- [Énoncé de l'exercice A]
D'après l'extrait, qui préside l'Association française des magistrats instructeurs ?

Il est toutefois permis de douter que l’indépendance du procureur européen délégué sera équivalente à celle d’un juge d’instruction. Comme le souligne le Syndicat de la magistrature11, l’indépendance reconnue par le règlement du 12 octobre 2017 risque de demeurer lettre morte si elle n’est pas entourée de garanties statutaires. À cet égard, le projet de loi reste muet sur les conditions de l’indépendance du procureur européen délégué, justifiant seulement d’une « mise à disposition » de magistrats français au parquet européen.

Faut-il voir dans ces « faux procureurs »12 le coup fatal porté aux juges d’instruction ? Tout dépendra de l’indépendance statutaire des nouveaux procureurs européens délégués en pratique. Comme le souligne Pascal Gastineau, président de l’Association française des magistrats instructeurs, « tant que le parquet ne sera pas indépendant, la légitimité du juge d’instruction est préservée. Et au vu de la difficulté des responsables politiques à couper le cordon ombilical avec le parquet, cela devrait durer »13.

La place des parties civiles insuffisante

Bien que le projet de loi envisage d’insérer au sein du code de procédure pénale diverses dispositions témoignant du basculement des garanties présentes lors de l’instruction vers l’enquête, en l’état actuel du projet de transposition, l’alignement des garanties procédurales semble insuffisant14.

Pour organiser le partage des compétences entre juridictions nationales et parquet européen15, le règlement impose aux autorités judiciaires ou répressives de justifier au parquet européen soit la compétence, soit l’incompétence de ce dernier, en lui communiquant a minima une description des faits, y compris une évaluation du préjudice causé ou susceptible d’être causé, la qualification juridique possible et toutes informations sur les victimes potentielles16. Or ce fonctionnement à deux niveaux ne doit pas avoir comme effet de priver les parties civiles des droits procéduraux qui leur sont octroyés par le droit français et, à l’aune de l’immixtion d’un nouvel acteur dans notre ordre juridique, la procédure pénale nationale doit s’adapter.

- [Données d'entrée]
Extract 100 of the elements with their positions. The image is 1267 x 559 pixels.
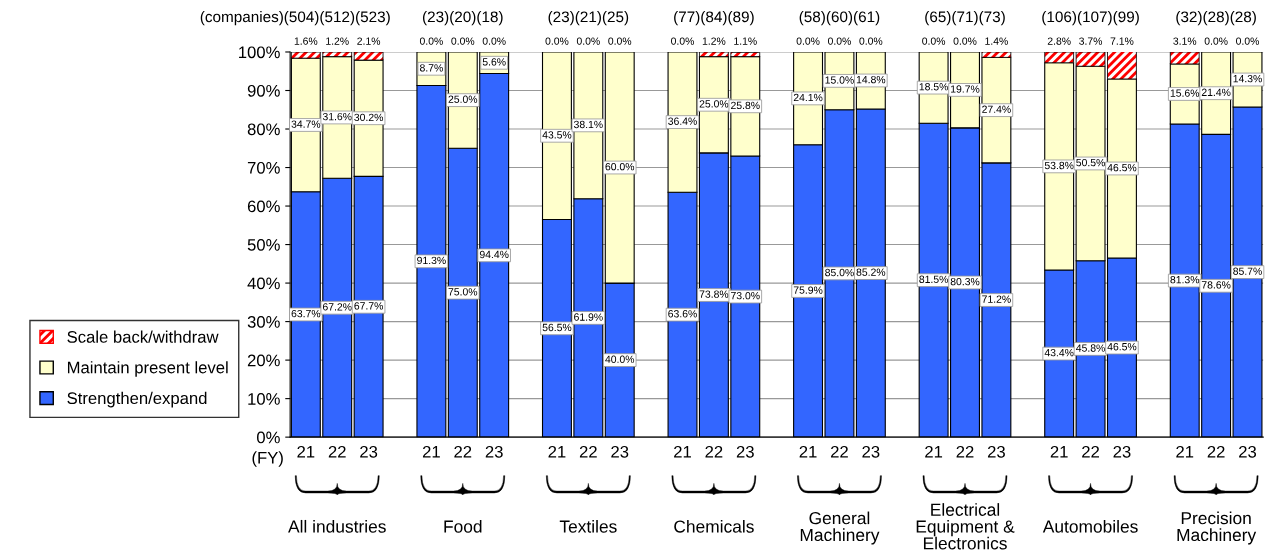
- data-label: 21.4%: [1201, 88, 1231, 96]
- data-label: 81.5%: [919, 275, 949, 283]
- data-label: 63.7%: [291, 309, 321, 318]
- data-label: 3.7%: [1079, 37, 1103, 45]
- data-label: 25.0%: [448, 95, 478, 103]
- data-label: 0.0%: [827, 37, 851, 45]
- text: Electrical Equipment & Electronics: [916, 503, 1015, 550]
- text: (32)(28)(28): [1176, 10, 1256, 26]
- data-label: 73.0%: [731, 291, 760, 300]
- data-label: 36.4%: [668, 117, 697, 125]
- data-label: 0.0%: [545, 37, 569, 45]
- text: Chemicals: [674, 519, 754, 533]
- text: (companies): [200, 10, 283, 26]
- text: (58)(60)(61): [799, 10, 880, 26]
- data-label: 5.6%: [482, 58, 506, 66]
- x-tick-label: 21: [925, 445, 943, 458]
- data-label: 1.4%: [985, 37, 1008, 45]
- x-tick-label: 21: [297, 445, 315, 458]
- data-label: 14.8%: [856, 75, 886, 84]
- text: General Machinery: [800, 511, 880, 545]
- x-tick-label: 21: [799, 445, 817, 458]
- data-label: 71.2%: [982, 295, 1011, 303]
- y-tick-label: 50%: [247, 238, 280, 251]
- text: Precision Machinery: [1177, 511, 1257, 545]
- legend-label: Strengthen/expand: [67, 391, 207, 408]
- data-label: 0.0%: [1236, 37, 1260, 45]
- data-label: 19.7%: [951, 85, 980, 93]
- x-tick-label: 23: [862, 445, 880, 458]
- data-label: 61.9%: [574, 313, 603, 321]
- data-label: 0.0%: [796, 37, 820, 45]
- data-label: 43.5%: [542, 131, 572, 139]
- data-label: 85.0%: [825, 268, 854, 277]
- data-label: 0.0%: [922, 37, 946, 45]
- data-label: 0.0%: [953, 37, 977, 45]
- text: (23)(21)(25): [548, 10, 629, 26]
- data-label: 25.8%: [731, 101, 760, 110]
- data-label: 0.0%: [671, 37, 695, 45]
- data-label: 43.4%: [1044, 348, 1074, 357]
- x-tick-label: 21: [422, 445, 440, 458]
- data-label: 31.6%: [322, 112, 352, 121]
- y-tick-label: 40%: [247, 277, 280, 290]
- data-label: 0.0%: [482, 37, 506, 45]
- data-label: 8.7%: [419, 64, 443, 72]
- data-label: 0.0%: [576, 37, 600, 45]
- x-tick-label: 21: [1050, 445, 1068, 458]
- x-tick-label: 23: [360, 445, 378, 458]
- text: (77)(84)(89): [674, 10, 754, 26]
- data-label: 60.0%: [605, 162, 635, 171]
- y-tick-label: 0%: [256, 431, 280, 444]
- text: (504)(512)(523): [284, 10, 390, 26]
- x-tick-label: 22: [579, 445, 597, 458]
- x-tick-label: 23: [736, 445, 754, 458]
- data-label: 81.3%: [1170, 275, 1200, 284]
- data-label: 85.7%: [1233, 267, 1262, 275]
- y-tick-label: 20%: [247, 354, 280, 367]
- data-label: 3.1%: [1173, 37, 1197, 45]
- data-label: 53.8%: [1044, 161, 1074, 170]
- data-label: 1.6%: [294, 37, 318, 45]
- data-label: 45.8%: [1076, 344, 1105, 352]
- x-tick-label: 22: [831, 445, 848, 458]
- x-tick-label: 23: [485, 445, 503, 458]
- data-label: 94.4%: [479, 250, 509, 259]
- data-label: 40.0%: [605, 355, 635, 363]
- data-label: 67.2%: [322, 303, 352, 311]
- data-label: 0.0%: [608, 37, 632, 45]
- text: All industries: [288, 519, 386, 533]
- data-label: 75.9%: [793, 286, 823, 294]
- x-tick-label: 23: [1113, 445, 1131, 458]
- data-label: 34.7%: [291, 120, 321, 128]
- y-tick-label: 10%: [248, 393, 280, 405]
- data-label: 46.5%: [1107, 163, 1137, 172]
- data-label: 38.1%: [573, 120, 603, 129]
- text: (106)(107)(99): [1042, 10, 1139, 26]
- data-label: 67.7%: [354, 302, 384, 310]
- data-label: 75.0%: [448, 288, 478, 296]
- text: Textiles: [559, 519, 617, 533]
- data-label: 80.3%: [950, 277, 980, 286]
- data-label: 18.5%: [919, 83, 949, 91]
- y-tick-label: 30%: [247, 315, 280, 328]
- data-label: 1.2%: [326, 37, 349, 45]
- y-tick-label: 90%: [247, 84, 280, 97]
- data-label: 24.1%: [793, 93, 823, 102]
- data-label: 30.2%: [354, 113, 384, 122]
- x-tick-label: 22: [1207, 445, 1225, 458]
- y-tick-label: 100%: [239, 46, 280, 59]
- data-label: 15.6%: [1170, 89, 1200, 97]
- x-tick-label: 21: [548, 445, 566, 458]
- x-tick-label: 23: [611, 445, 629, 458]
- data-label: 2.1%: [357, 37, 381, 45]
- y-tick-label: 80%: [247, 123, 280, 136]
- data-label: 50.5%: [1076, 158, 1105, 167]
- data-label: 2.8%: [1047, 37, 1071, 45]
- x-tick-label: 21: [1176, 445, 1194, 458]
- data-label: 7.1%: [1110, 37, 1134, 45]
- y-tick-label: 70%: [247, 161, 280, 174]
- data-label: 0.0%: [859, 37, 883, 45]
- x-tick-label: 22: [328, 445, 346, 458]
- data-label: 0.0%: [1204, 37, 1228, 45]
- data-label: 78.6%: [1201, 281, 1231, 289]
- data-label: 46.5%: [1107, 343, 1137, 351]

- [Énoncé de l'exercice B]
Dans les lignes placées après l'extrait, recopiez à l'identique la partie qui s'ouvre sur la ligne contenant "- data-label: 21.4%: [1201, 88, 1231, 96]" et se ferme sur celle contenant "- data-label: 0.0%: [827, 37, 851, 45]", ces deux lignes comprises.

- [Résultat de l'exercice A]
Pascal Gastineau.

- [Résultat de l'exercice B]
- data-label: 21.4%: [1201, 88, 1231, 96]
- data-label: 81.5%: [919, 275, 949, 283]
- data-label: 63.7%: [291, 309, 321, 318]
- data-label: 3.7%: [1079, 37, 1103, 45]
- data-label: 25.0%: [448, 95, 478, 103]
- data-label: 0.0%: [827, 37, 851, 45]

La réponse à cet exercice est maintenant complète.